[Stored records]
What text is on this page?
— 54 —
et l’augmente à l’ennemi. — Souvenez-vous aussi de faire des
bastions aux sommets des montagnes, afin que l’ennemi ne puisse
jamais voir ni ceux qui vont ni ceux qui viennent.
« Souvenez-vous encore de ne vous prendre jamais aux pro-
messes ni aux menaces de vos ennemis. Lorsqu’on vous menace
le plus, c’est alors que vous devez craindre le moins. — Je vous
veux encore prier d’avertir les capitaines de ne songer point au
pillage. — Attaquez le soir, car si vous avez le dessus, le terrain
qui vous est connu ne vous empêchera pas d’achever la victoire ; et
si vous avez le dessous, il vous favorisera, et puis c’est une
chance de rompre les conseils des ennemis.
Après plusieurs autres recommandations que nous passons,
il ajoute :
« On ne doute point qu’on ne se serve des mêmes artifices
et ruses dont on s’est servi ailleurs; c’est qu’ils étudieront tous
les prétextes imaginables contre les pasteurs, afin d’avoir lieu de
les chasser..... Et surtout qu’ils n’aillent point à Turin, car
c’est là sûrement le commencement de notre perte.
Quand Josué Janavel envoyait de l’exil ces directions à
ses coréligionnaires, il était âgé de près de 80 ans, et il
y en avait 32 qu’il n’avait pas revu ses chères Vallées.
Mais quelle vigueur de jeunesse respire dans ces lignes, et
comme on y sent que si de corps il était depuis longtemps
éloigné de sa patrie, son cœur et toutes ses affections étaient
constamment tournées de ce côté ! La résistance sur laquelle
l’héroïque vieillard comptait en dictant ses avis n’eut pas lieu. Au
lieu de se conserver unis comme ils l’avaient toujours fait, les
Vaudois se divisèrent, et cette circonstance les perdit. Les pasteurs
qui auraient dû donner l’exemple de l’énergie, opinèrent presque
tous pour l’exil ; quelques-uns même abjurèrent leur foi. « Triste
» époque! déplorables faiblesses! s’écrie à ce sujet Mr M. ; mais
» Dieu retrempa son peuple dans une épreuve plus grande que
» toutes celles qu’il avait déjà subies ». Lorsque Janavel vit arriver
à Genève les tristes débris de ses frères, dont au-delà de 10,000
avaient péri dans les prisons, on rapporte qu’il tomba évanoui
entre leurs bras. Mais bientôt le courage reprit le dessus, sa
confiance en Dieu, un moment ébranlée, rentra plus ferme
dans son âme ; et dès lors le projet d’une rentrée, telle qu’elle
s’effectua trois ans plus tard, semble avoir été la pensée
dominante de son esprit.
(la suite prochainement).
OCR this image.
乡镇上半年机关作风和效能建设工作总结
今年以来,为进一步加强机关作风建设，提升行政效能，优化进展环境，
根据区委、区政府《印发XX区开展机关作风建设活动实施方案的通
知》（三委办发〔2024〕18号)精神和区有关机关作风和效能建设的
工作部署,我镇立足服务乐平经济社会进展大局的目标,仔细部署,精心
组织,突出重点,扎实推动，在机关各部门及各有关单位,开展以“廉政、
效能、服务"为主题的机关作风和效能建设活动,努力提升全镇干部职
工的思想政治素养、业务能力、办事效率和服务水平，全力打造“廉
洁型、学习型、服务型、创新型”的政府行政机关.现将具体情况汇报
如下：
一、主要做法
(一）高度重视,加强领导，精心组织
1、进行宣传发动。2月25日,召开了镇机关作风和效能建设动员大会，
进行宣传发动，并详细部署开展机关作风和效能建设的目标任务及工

## Problem requirements
What do the records say? Quote them all exactly.

## Complete response
What text is on this page?
— 54 —
et l’augmente à l’ennemi. — Souvenez-vous aussi de faire des
bastions aux sommets des montagnes, afin que l’ennemi ne puisse
jamais voir ni ceux qui vont ni ceux qui viennent.
« Souvenez-vous encore de ne vous prendre jamais aux pro-
messes ni aux menaces de vos ennemis. Lorsqu’on vous menace
le plus, c’est alors que vous devez craindre le moins. — Je vous
veux encore prier d’avertir les capitaines de ne songer point au
pillage. — Attaquez le soir, car si vous avez le dessus, le terrain
qui vous est connu ne vous empêchera pas d’achever la victoire ; et
si vous avez le dessous, il vous favorisera, et puis c’est une
chance de rompre les conseils des ennemis.
Après plusieurs autres recommandations que nous passons,
il ajoute :
« On ne doute point qu’on ne se serve des mêmes artifices
et ruses dont on s’est servi ailleurs; c’est qu’ils étudieront tous
les prétextes imaginables contre les pasteurs, afin d’avoir lieu de
les chasser..... Et surtout qu’ils n’aillent point à Turin, car
c’est là sûrement le commencement de notre perte.
Quand Josué Janavel envoyait de l’exil ces directions à
ses coréligionnaires, il était âgé de près de 80 ans, et il
y en avait 32 qu’il n’avait pas revu ses chères Vallées.
Mais quelle vigueur de jeunesse respire dans ces lignes, et
comme on y sent que si de corps il était depuis longtemps
éloigné de sa patrie, son cœur et toutes ses affections étaient
constamment tournées de ce côté ! La résistance sur laquelle
l’héroïque vieillard comptait en dictant ses avis n’eut pas lieu. Au
lieu de se conserver unis comme ils l’avaient toujours fait, les
Vaudois se divisèrent, et cette circonstance les perdit. Les pasteurs
qui auraient dû donner l’exemple de l’énergie, opinèrent presque
tous pour l’exil ; quelques-uns même abjurèrent leur foi. « Triste
» époque! déplorables faiblesses! s’écrie à ce sujet Mr M. ; mais
» Dieu retrempa son peuple dans une épreuve plus grande que
» toutes celles qu’il avait déjà subies ». Lorsque Janavel vit arriver
à Genève les tristes débris de ses frères, dont au-delà de 10,000
avaient péri dans les prisons, on rapporte qu’il tomba évanoui
entre leurs bras. Mais bientôt le courage reprit le dessus, sa
confiance en Dieu, un moment ébranlée, rentra plus ferme
dans son âme ; et dès lors le projet d’une rentrée, telle qu’elle
s’effectua trois ans plus tard, semble avoir été la pensée
dominante de son esprit.
(la suite prochainement).
OCR this image.
乡镇上半年机关作风和效能建设工作总结
今年以来,为进一步加强机关作风建设，提升行政效能，优化进展环境，
根据区委、区政府《印发XX区开展机关作风建设活动实施方案的通
知》（三委办发〔2024〕18号)精神和区有关机关作风和效能建设的
工作部署,我镇立足服务乐平经济社会进展大局的目标,仔细部署,精心
组织,突出重点,扎实推动，在机关各部门及各有关单位,开展以“廉政、
效能、服务"为主题的机关作风和效能建设活动,努力提升全镇干部职
工的思想政治素养、业务能力、办事效率和服务水平，全力打造“廉
洁型、学习型、服务型、创新型”的政府行政机关.现将具体情况汇报
如下：
一、主要做法
(一）高度重视,加强领导，精心组织
1、进行宣传发动。2月25日,召开了镇机关作风和效能建设动员大会，
进行宣传发动，并详细部署开展机关作风和效能建设的目标任务及工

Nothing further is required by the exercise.